摘录:
------

我正在写下面的方程,但我遇到一个问题,即同一方程的不同步骤的方程编号正在出现。
MWE 如下,
\documentclass{article}
\usepackage{mathtools, nccmath}
\usepackage{array}
\begin{document}
\begin{fleqn}
\begin{align}
& L_{B_{1} A_{1}} L_{B_{0} A_{0}}\left(\left|I_{1}\right\rangle\right) =L_{B_{1} A_{1}} L_{B_{0} A_{0}}\left(\frac{1}{2^{m}} \sum_{b=0}^{2^{m}-1} \sum_{a=0}^{2^{m}-1}\left|P_{b a}\right\rangle\left|b^{\prime}\right\rangle\left|a^{\prime}\right\rangle\right)\\
& =\frac{1}{2^{m}}\Biggl(\underset{b a \neq B_{0} A_{0}, B_{1} A_{1}}{\displaystyle\sum_{b=0}^{2^{m}-1} \sum_{a=0}^{2^{m}-1}}\left|P_{ba}\right\rangle\left|b^{\prime}\right\rangle\left|a^{\prime}\right\rangle \begin{aligned}[t] & +U_{B A}\left(\left|P_{B_{0} A_{0}}\right|\right)\left|B_{0} A_{0}\right\rangle\\
& +U_{B A}\left(\left|P_{B_{1} A_{1}}\right\rangle\right)\left|B_{1} A_{1}\right\rangle\Biggr)

------

设定任务:
把上面关于 LaTeX 方程编号的摘录中这句话译成英文:"我正在写下面的方程,但我遇到一个问题,即同一方程的不同步骤的方程编号正在出现。"

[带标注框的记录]
------

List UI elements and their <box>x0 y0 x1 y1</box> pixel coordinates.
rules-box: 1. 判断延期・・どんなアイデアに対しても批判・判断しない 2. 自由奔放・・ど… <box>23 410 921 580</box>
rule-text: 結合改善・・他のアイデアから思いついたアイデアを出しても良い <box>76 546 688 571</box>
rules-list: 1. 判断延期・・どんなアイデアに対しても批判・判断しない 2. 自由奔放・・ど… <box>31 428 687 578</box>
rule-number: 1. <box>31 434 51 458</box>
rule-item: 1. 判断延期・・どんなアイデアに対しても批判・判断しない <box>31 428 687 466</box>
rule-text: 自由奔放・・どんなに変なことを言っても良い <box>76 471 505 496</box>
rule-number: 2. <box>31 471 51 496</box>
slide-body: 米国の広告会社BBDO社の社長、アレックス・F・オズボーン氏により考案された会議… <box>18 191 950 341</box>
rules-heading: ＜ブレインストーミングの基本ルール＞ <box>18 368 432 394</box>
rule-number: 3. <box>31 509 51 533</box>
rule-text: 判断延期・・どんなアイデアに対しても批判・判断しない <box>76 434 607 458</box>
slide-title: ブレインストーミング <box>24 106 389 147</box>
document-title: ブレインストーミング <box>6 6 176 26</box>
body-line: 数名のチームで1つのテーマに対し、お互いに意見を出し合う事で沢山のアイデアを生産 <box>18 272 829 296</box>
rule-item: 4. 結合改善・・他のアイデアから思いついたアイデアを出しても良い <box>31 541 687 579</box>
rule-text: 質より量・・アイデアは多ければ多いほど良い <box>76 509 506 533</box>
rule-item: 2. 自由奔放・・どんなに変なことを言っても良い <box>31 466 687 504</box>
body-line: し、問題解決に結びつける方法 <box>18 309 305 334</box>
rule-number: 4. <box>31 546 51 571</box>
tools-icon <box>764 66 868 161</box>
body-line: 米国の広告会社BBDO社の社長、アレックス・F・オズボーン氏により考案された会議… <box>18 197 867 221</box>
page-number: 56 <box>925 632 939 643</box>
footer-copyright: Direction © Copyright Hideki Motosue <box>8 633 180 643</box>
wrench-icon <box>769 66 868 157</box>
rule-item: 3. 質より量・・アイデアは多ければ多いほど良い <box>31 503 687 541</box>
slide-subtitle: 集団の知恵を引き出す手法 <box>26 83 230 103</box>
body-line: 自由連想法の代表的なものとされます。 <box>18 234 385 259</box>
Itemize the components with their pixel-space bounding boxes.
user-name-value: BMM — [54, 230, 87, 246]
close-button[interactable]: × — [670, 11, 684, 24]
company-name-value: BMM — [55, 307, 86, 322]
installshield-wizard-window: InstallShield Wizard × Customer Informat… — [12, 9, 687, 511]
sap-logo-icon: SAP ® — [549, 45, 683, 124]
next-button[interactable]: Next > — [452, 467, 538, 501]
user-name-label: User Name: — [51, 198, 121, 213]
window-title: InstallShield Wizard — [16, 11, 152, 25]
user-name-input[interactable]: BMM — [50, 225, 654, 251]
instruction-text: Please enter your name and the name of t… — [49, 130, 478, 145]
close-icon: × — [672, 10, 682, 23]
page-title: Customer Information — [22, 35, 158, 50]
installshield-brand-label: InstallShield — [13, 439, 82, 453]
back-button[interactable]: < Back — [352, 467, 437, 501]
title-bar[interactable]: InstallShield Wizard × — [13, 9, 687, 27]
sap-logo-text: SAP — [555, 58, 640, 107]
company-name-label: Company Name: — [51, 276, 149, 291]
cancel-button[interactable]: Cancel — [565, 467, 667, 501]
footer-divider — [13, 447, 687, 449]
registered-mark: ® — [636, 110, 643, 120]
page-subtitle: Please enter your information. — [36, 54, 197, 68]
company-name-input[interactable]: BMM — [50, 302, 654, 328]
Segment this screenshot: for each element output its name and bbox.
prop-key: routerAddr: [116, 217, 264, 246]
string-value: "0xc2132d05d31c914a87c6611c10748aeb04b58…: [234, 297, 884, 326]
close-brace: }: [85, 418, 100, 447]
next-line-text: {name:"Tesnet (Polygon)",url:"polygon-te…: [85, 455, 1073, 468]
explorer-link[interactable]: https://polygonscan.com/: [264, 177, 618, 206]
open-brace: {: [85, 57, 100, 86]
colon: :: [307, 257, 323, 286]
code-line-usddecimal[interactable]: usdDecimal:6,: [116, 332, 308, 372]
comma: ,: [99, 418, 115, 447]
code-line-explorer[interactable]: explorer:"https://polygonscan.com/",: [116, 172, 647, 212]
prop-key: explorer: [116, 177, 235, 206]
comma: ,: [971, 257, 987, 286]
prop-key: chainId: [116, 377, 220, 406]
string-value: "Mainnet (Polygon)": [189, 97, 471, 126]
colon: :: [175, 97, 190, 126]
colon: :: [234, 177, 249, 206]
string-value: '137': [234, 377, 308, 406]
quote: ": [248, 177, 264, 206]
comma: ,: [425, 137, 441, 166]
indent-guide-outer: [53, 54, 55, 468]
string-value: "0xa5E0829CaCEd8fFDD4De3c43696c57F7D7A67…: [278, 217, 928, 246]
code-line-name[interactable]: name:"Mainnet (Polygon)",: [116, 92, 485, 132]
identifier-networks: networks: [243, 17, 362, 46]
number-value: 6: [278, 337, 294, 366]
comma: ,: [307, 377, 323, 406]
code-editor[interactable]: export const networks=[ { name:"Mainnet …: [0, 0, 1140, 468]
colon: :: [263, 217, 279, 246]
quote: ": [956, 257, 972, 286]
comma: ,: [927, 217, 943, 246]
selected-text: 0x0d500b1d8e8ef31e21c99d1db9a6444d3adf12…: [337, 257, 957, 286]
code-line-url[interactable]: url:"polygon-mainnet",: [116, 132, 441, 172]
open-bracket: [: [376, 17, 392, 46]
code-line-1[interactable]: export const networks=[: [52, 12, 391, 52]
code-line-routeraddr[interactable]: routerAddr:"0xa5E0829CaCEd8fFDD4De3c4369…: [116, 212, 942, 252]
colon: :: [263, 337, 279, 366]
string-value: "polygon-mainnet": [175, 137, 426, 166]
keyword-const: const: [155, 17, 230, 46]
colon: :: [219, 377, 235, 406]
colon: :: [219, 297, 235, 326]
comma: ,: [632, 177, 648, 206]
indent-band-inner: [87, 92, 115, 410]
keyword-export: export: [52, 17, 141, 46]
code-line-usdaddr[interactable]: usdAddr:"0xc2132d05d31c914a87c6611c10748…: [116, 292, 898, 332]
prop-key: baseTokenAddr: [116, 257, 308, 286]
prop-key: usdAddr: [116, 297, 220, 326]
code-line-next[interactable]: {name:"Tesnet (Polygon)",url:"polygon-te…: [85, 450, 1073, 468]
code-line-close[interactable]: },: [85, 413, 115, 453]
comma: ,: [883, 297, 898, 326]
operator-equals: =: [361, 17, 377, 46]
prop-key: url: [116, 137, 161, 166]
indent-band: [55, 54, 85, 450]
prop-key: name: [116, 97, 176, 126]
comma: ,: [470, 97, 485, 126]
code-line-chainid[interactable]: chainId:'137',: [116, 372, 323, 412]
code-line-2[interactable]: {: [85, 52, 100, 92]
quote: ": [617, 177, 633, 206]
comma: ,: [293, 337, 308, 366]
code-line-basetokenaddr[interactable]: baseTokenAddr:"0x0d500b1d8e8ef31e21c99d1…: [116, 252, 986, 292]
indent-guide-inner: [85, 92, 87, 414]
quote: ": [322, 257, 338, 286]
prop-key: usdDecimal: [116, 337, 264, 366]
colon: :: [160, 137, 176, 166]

------

任务输出:
I am writing the equation below, but I have run into a problem: equation numbers are appearing for the different steps of the same equation.